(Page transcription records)
---------------
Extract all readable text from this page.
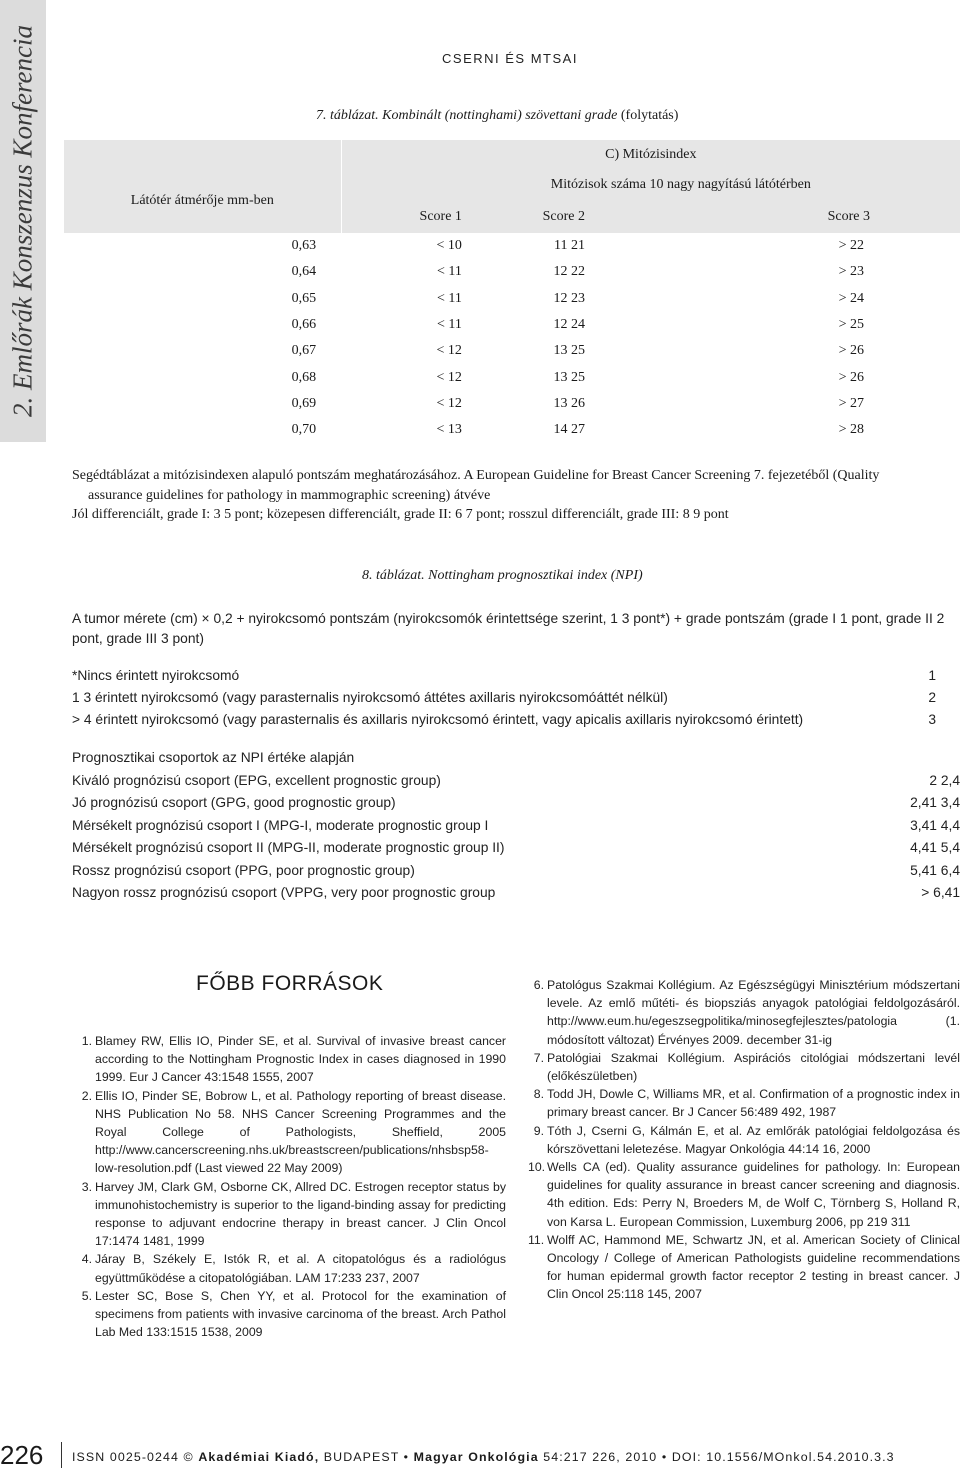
2. Emlőrák Konszenzus Konferencia	CSERNI ÉS MTSAI
7. táblázat. Kombinált (nottinghami) szövettani grade (folytatás)
	C) Mitózisindex		
Látótér átmérője mm-ben	Mitózisok száma 10 nagy nagyítású látótérben		
	Score 1	Score 2	Score 3
0,63	< 10	11 21	> 22
0,64	< 11	12 22	> 23
0,65	< 11	12 23	> 24
0,66	< 11	12 24	> 25
0,67	< 12	13 25	> 26
0,68	< 12	13 25	> 26
0,69	< 12	13 26	> 27
0,70	< 13	14 27	> 28
Segédtáblázat a mitózisindexen alapuló pontszám meghatározásához. A European Guideline for Breast Cancer Screening 7. fejezetéből (Quality
assurance guidelines for pathology in mammographic screening) átvéve
Jól differenciált, grade I: 3 5 pont; közepesen differenciált, grade II: 6 7 pont; rosszul differenciált, grade III: 8 9 pont
8. táblázat. Nottingham prognosztikai index (NPI)

A tumor mérete (cm) × 0,2 + nyirokcsomó pontszám (nyirokcsomók érintettsége szerint, 1 3 pont*) + grade pontszám (grade I 1 pont, grade II 2 pont, grade III 3 pont)

*Nincs érintett nyirokcsomó	1
1 3 érintett nyirokcsomó (vagy parasternalis nyirokcsomó áttétes axillaris nyirokcsomóáttét nélkül)	2
> 4 érintett nyirokcsomó (vagy parasternalis és axillaris nyirokcsomó érintett, vagy apicalis axillaris nyirokcsomó érintett)	3
Prognosztikai csoportok az NPI értéke alapján
Kiváló prognózisú csoport (EPG, excellent prognostic group)	2 2,4
Jó prognózisú csoport (GPG, good prognostic group)	2,41 3,4
Mérsékelt prognózisú csoport I (MPG-I, moderate prognostic group I	3,41 4,4
Mérsékelt prognózisú csoport II (MPG-II, moderate prognostic group II)	4,41 5,4
Rossz prognózisú csoport (PPG, poor prognostic group)	5,41 6,4
Nagyon rossz prognózisú csoport (VPPG, very poor prognostic group	> 6,41
FŐBB FORRÁSOK
1. Blamey RW, Ellis IO, Pinder SE, et al. Survival of invasive breast cancer according to the Nottingham Prognostic Index in cases diagnosed in 1990 1999. Eur J Cancer 43:1548 1555, 2007
2. Ellis IO, Pinder SE, Bobrow L, et al. Pathology reporting of breast disease. NHS Publication No 58. NHS Cancer Screening Programmes and the Royal College of Pathologists, Sheffield, 2005 http://www.cancerscreening.nhs.uk/breastscreen/publications/nhsbsp58-low-resolution.pdf (Last viewed 22 May 2009)
3. Harvey JM, Clark GM, Osborne CK, Allred DC. Estrogen receptor status by immunohistochemistry is superior to the ligand-binding assay for predicting response to adjuvant endocrine therapy in breast cancer. J Clin Oncol 17:1474 1481, 1999
4. Járay B, Székely E, Istók R, et al. A citopatológus és a radiológus együttműködése a citopatológiában. LAM 17:233 237, 2007
5. Lester SC, Bose S, Chen YY, et al. Protocol for the examination of specimens from patients with invasive carcinoma of the breast. Arch Pathol Lab Med 133:1515 1538, 2009
6. Patológus Szakmai Kollégium. Az Egészségügyi Minisztérium módszertani levele. Az emlő műtéti- és biopsziás anyagok patológiai feldolgozásáról. http://www.eum.hu/egeszsegpolitika/minosegfejlesztes/patologia (1. módosított változat) Érvényes 2009. december 31-ig
7. Patológiai Szakmai Kollégium. Aspirációs citológiai módszertani levél (előkészületben)
8. Todd JH, Dowle C, Williams MR, et al. Confirmation of a prognostic index in primary breast cancer. Br J Cancer 56:489 492, 1987
9. Tóth J, Cserni G, Kálmán E, et al. Az emlőrák patológiai feldolgozása és kórszövettani leletezése. Magyar Onkológia 44:14 16, 2000
10. Wells CA (ed). Quality assurance guidelines for pathology. In: European guidelines for quality assurance in breast cancer screening and diagnosis. 4th edition. Eds: Perry N, Broeders M, de Wolf C, Törnberg S, Holland R, von Karsa L. European Commission, Luxemburg 2006, pp 219 311
11. Wolff AC, Hammond ME, Schwartz JN, et al. American Society of Clinical Oncology / College of American Pathologists guideline recommendations for human epidermal growth factor receptor 2 testing in breast cancer. J Clin Oncol 25:118 145, 2007
226 ISSN 0025-0244 © Akadémiai Kiadó, BUDAPEST • Magyar Onkológia 54:217 226, 2010 • DOI: 10.1556/MOnkol.54.2010.3.3
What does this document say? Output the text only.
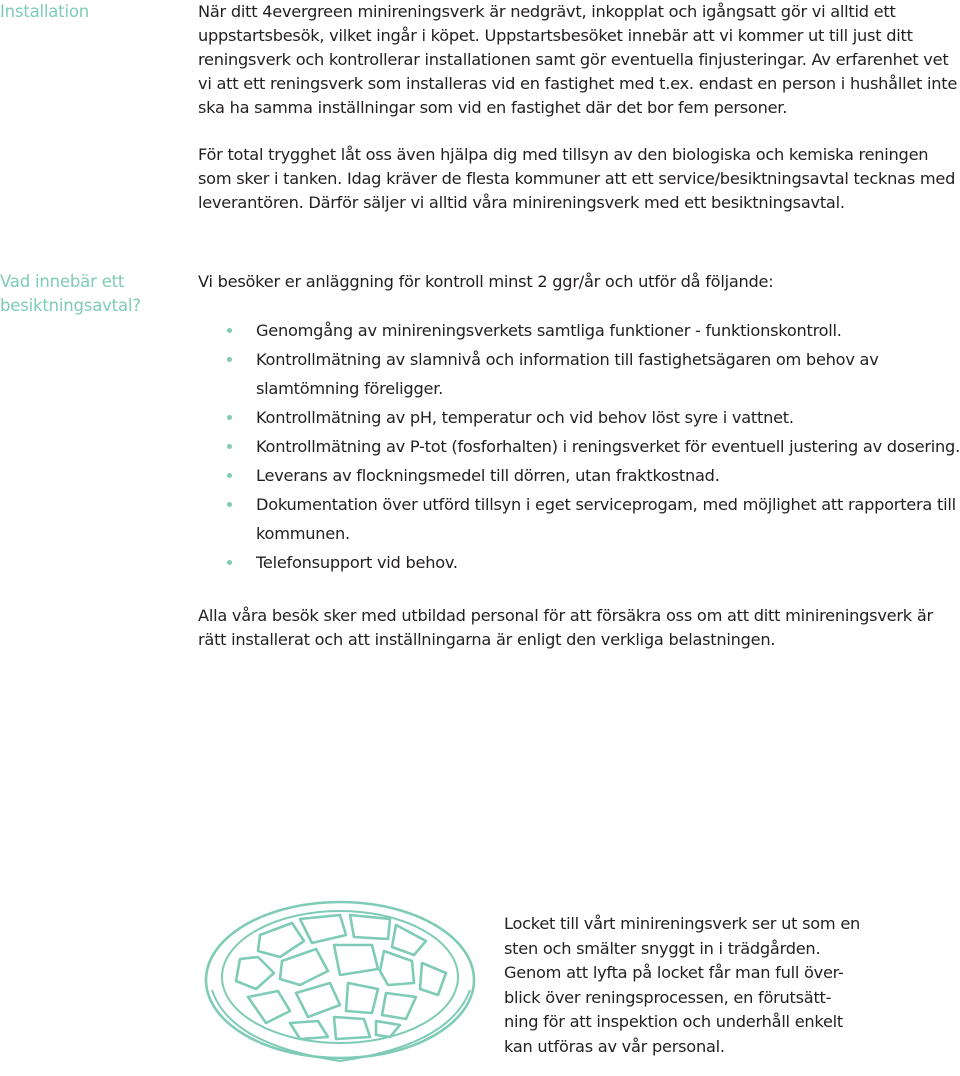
Installation	När ditt 4evergreen minireningsverk är nedgrävt, inkopplat och igångsatt gör vi alltid ett uppstartsbesök, vilket ingår i köpet. Uppstartsbesöket innebär att vi kommer ut till just ditt reningsverk och kontrollerar installationen samt gör eventuella finjusteringar. Av erfarenhet vet vi att ett reningsverk som installeras vid en fastighet med t.ex. endast en person i hushållet inte ska ha samma inställningar som vid en fastighet där det bor fem personer.

För total trygghet låt oss även hjälpa dig med tillsyn av den biologiska och kemiska reningen som sker i tanken. Idag kräver de flesta kommuner att ett service/besiktningsavtal tecknas med leverantören. Därför säljer vi alltid våra minireningsverk med ett besiktningsavtal.

Vad innebär ett
besiktningsavtal?

Vi besöker er anläggning för kontroll minst 2 ggr/år och utför då följande:

Genomgång av minireningsverkets samtliga funktioner - funktionskontroll.
Kontrollmätning av slamnivå och information till fastighetsägaren om behov av slamtömning föreligger.
Kontrollmätning av pH, temperatur och vid behov löst syre i vattnet.
Kontrollmätning av P-tot (fosforhalten) i reningsverket för eventuell justering av dosering.
Leverans av flockningsmedel till dörren, utan fraktkostnad.
Dokumentation över utförd tillsyn i eget serviceprogam, med möjlighet att rapportera till kommunen.
Telefonsupport vid behov.

Alla våra besök sker med utbildad personal för att försäkra oss om att ditt minireningsverk är rätt installerat och att inställningarna är enligt den verkliga belastningen.

Locket till vårt minireningsverk ser ut som en
sten och smälter snyggt in i trädgården.
Genom att lyfta på locket får man full över-
blick över reningsprocessen, en förutsätt-
ning för att inspektion och underhåll enkelt
kan utföras av vår personal.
---------------
§ WORK TO BE COMPLETED
Every record must be set down again exactly; pictures do not belong in the copy.

§ RESPONSE TO THE TASK
Extract all readable text from this page.
2. Emlőrák Konszenzus Konferencia	CSERNI ÉS MTSAI
7. táblázat. Kombinált (nottinghami) szövettani grade (folytatás)
	C) Mitózisindex		
Látótér átmérője mm-ben	Mitózisok száma 10 nagy nagyítású látótérben		
	Score 1	Score 2	Score 3
0,63	< 10	11 21	> 22
0,64	< 11	12 22	> 23
0,65	< 11	12 23	> 24
0,66	< 11	12 24	> 25
0,67	< 12	13 25	> 26
0,68	< 12	13 25	> 26
0,69	< 12	13 26	> 27
0,70	< 13	14 27	> 28
Segédtáblázat a mitózisindexen alapuló pontszám meghatározásához. A European Guideline for Breast Cancer Screening 7. fejezetéből (Quality
assurance guidelines for pathology in mammographic screening) átvéve
Jól differenciált, grade I: 3 5 pont; közepesen differenciált, grade II: 6 7 pont; rosszul differenciált, grade III: 8 9 pont
8. táblázat. Nottingham prognosztikai index (NPI)

A tumor mérete (cm) × 0,2 + nyirokcsomó pontszám (nyirokcsomók érintettsége szerint, 1 3 pont*) + grade pontszám (grade I 1 pont, grade II 2 pont, grade III 3 pont)

*Nincs érintett nyirokcsomó	1
1 3 érintett nyirokcsomó (vagy parasternalis nyirokcsomó áttétes axillaris nyirokcsomóáttét nélkül)	2
> 4 érintett nyirokcsomó (vagy parasternalis és axillaris nyirokcsomó érintett, vagy apicalis axillaris nyirokcsomó érintett)	3
Prognosztikai csoportok az NPI értéke alapján
Kiváló prognózisú csoport (EPG, excellent prognostic group)	2 2,4
Jó prognózisú csoport (GPG, good prognostic group)	2,41 3,4
Mérsékelt prognózisú csoport I (MPG-I, moderate prognostic group I	3,41 4,4
Mérsékelt prognózisú csoport II (MPG-II, moderate prognostic group II)	4,41 5,4
Rossz prognózisú csoport (PPG, poor prognostic group)	5,41 6,4
Nagyon rossz prognózisú csoport (VPPG, very poor prognostic group	> 6,41
FŐBB FORRÁSOK
1. Blamey RW, Ellis IO, Pinder SE, et al. Survival of invasive breast cancer according to the Nottingham Prognostic Index in cases diagnosed in 1990 1999. Eur J Cancer 43:1548 1555, 2007
2. Ellis IO, Pinder SE, Bobrow L, et al. Pathology reporting of breast disease. NHS Publication No 58. NHS Cancer Screening Programmes and the Royal College of Pathologists, Sheffield, 2005 http://www.cancerscreening.nhs.uk/breastscreen/publications/nhsbsp58-low-resolution.pdf (Last viewed 22 May 2009)
3. Harvey JM, Clark GM, Osborne CK, Allred DC. Estrogen receptor status by immunohistochemistry is superior to the ligand-binding assay for predicting response to adjuvant endocrine therapy in breast cancer. J Clin Oncol 17:1474 1481, 1999
4. Járay B, Székely E, Istók R, et al. A citopatológus és a radiológus együttműködése a citopatológiában. LAM 17:233 237, 2007
5. Lester SC, Bose S, Chen YY, et al. Protocol for the examination of specimens from patients with invasive carcinoma of the breast. Arch Pathol Lab Med 133:1515 1538, 2009
6. Patológus Szakmai Kollégium. Az Egészségügyi Minisztérium módszertani levele. Az emlő műtéti- és biopsziás anyagok patológiai feldolgozásáról. http://www.eum.hu/egeszsegpolitika/minosegfejlesztes/patologia (1. módosított változat) Érvényes 2009. december 31-ig
7. Patológiai Szakmai Kollégium. Aspirációs citológiai módszertani levél (előkészületben)
8. Todd JH, Dowle C, Williams MR, et al. Confirmation of a prognostic index in primary breast cancer. Br J Cancer 56:489 492, 1987
9. Tóth J, Cserni G, Kálmán E, et al. Az emlőrák patológiai feldolgozása és kórszövettani leletezése. Magyar Onkológia 44:14 16, 2000
10. Wells CA (ed). Quality assurance guidelines for pathology. In: European guidelines for quality assurance in breast cancer screening and diagnosis. 4th edition. Eds: Perry N, Broeders M, de Wolf C, Törnberg S, Holland R, von Karsa L. European Commission, Luxemburg 2006, pp 219 311
11. Wolff AC, Hammond ME, Schwartz JN, et al. American Society of Clinical Oncology / College of American Pathologists guideline recommendations for human epidermal growth factor receptor 2 testing in breast cancer. J Clin Oncol 25:118 145, 2007
226 ISSN 0025-0244 © Akadémiai Kiadó, BUDAPEST • Magyar Onkológia 54:217 226, 2010 • DOI: 10.1556/MOnkol.54.2010.3.3
What does this document say? Output the text only.
Installation	När ditt 4evergreen minireningsverk är nedgrävt, inkopplat och igångsatt gör vi alltid ett uppstartsbesök, vilket ingår i köpet. Uppstartsbesöket innebär att vi kommer ut till just ditt reningsverk och kontrollerar installationen samt gör eventuella finjusteringar. Av erfarenhet vet vi att ett reningsverk som installeras vid en fastighet med t.ex. endast en person i hushållet inte ska ha samma inställningar som vid en fastighet där det bor fem personer.

För total trygghet låt oss även hjälpa dig med tillsyn av den biologiska och kemiska reningen som sker i tanken. Idag kräver de flesta kommuner att ett service/besiktningsavtal tecknas med leverantören. Därför säljer vi alltid våra minireningsverk med ett besiktningsavtal.

Vad innebär ett
besiktningsavtal?

Vi besöker er anläggning för kontroll minst 2 ggr/år och utför då följande:

Genomgång av minireningsverkets samtliga funktioner - funktionskontroll.
Kontrollmätning av slamnivå och information till fastighetsägaren om behov av slamtömning föreligger.
Kontrollmätning av pH, temperatur och vid behov löst syre i vattnet.
Kontrollmätning av P-tot (fosforhalten) i reningsverket för eventuell justering av dosering.
Leverans av flockningsmedel till dörren, utan fraktkostnad.
Dokumentation över utförd tillsyn i eget serviceprogam, med möjlighet att rapportera till kommunen.
Telefonsupport vid behov.

Alla våra besök sker med utbildad personal för att försäkra oss om att ditt minireningsverk är rätt installerat och att inställningarna är enligt den verkliga belastningen.

Locket till vårt minireningsverk ser ut som en
sten och smälter snyggt in i trädgården.
Genom att lyfta på locket får man full över-
blick över reningsprocessen, en förutsätt-
ning för att inspektion och underhåll enkelt
kan utföras av vår personal.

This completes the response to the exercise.